======== Material

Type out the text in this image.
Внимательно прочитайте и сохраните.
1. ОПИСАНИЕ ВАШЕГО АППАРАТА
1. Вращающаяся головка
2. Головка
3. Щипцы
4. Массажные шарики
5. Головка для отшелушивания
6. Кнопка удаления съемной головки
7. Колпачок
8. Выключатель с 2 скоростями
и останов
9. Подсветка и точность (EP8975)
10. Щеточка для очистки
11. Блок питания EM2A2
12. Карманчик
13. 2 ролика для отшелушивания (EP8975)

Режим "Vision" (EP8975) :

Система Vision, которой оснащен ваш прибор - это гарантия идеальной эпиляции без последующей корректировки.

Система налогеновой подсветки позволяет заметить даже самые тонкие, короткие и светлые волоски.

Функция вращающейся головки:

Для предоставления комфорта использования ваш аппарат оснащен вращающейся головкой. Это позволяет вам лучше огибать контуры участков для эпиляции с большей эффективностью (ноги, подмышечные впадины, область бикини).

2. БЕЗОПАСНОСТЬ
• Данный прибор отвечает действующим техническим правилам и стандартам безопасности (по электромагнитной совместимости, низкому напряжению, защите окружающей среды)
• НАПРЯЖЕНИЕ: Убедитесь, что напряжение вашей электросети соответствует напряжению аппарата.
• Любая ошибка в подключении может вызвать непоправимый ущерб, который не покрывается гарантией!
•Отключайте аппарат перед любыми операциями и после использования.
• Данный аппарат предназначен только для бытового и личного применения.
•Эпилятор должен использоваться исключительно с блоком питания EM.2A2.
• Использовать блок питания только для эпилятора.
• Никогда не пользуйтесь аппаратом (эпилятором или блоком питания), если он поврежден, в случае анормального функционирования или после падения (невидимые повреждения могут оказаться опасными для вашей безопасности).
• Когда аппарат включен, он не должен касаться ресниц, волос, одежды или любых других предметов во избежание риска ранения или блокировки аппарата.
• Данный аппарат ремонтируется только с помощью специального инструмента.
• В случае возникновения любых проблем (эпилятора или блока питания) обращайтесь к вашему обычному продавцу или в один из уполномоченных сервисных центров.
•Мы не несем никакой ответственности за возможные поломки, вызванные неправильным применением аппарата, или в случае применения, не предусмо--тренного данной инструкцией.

================

### Instruction
Extract the complete data, matching each line exactly.

### Full solution
Type out the text in this image.
Внимательно прочитайте и сохраните.
1. ОПИСАНИЕ ВАШЕГО АППАРАТА
1. Вращающаяся головка
2. Головка
3. Щипцы
4. Массажные шарики
5. Головка для отшелушивания
6. Кнопка удаления съемной головки
7. Колпачок
8. Выключатель с 2 скоростями
и останов
9. Подсветка и точность (EP8975)
10. Щеточка для очистки
11. Блок питания EM2A2
12. Карманчик
13. 2 ролика для отшелушивания (EP8975)

Режим "Vision" (EP8975) :

Система Vision, которой оснащен ваш прибор - это гарантия идеальной эпиляции без последующей корректировки.

Система налогеновой подсветки позволяет заметить даже самые тонкие, короткие и светлые волоски.

Функция вращающейся головки:

Для предоставления комфорта использования ваш аппарат оснащен вращающейся головкой. Это позволяет вам лучше огибать контуры участков для эпиляции с большей эффективностью (ноги, подмышечные впадины, область бикини).

2. БЕЗОПАСНОСТЬ
• Данный прибор отвечает действующим техническим правилам и стандартам безопасности (по электромагнитной совместимости, низкому напряжению, защите окружающей среды)
• НАПРЯЖЕНИЕ: Убедитесь, что напряжение вашей электросети соответствует напряжению аппарата.
• Любая ошибка в подключении может вызвать непоправимый ущерб, который не покрывается гарантией!
•Отключайте аппарат перед любыми операциями и после использования.
• Данный аппарат предназначен только для бытового и личного применения.
•Эпилятор должен использоваться исключительно с блоком питания EM.2A2.
• Использовать блок питания только для эпилятора.
• Никогда не пользуйтесь аппаратом (эпилятором или блоком питания), если он поврежден, в случае анормального функционирования или после падения (невидимые повреждения могут оказаться опасными для вашей безопасности).
• Когда аппарат включен, он не должен касаться ресниц, волос, одежды или любых других предметов во избежание риска ранения или блокировки аппарата.
• Данный аппарат ремонтируется только с помощью специального инструмента.
• В случае возникновения любых проблем (эпилятора или блока питания) обращайтесь к вашему обычному продавцу или в один из уполномоченных сервисных центров.
•Мы не несем никакой ответственности за возможные поломки, вызванные неправильным применением аппарата, или в случае применения, не предусмо--тренного данной инструкцией.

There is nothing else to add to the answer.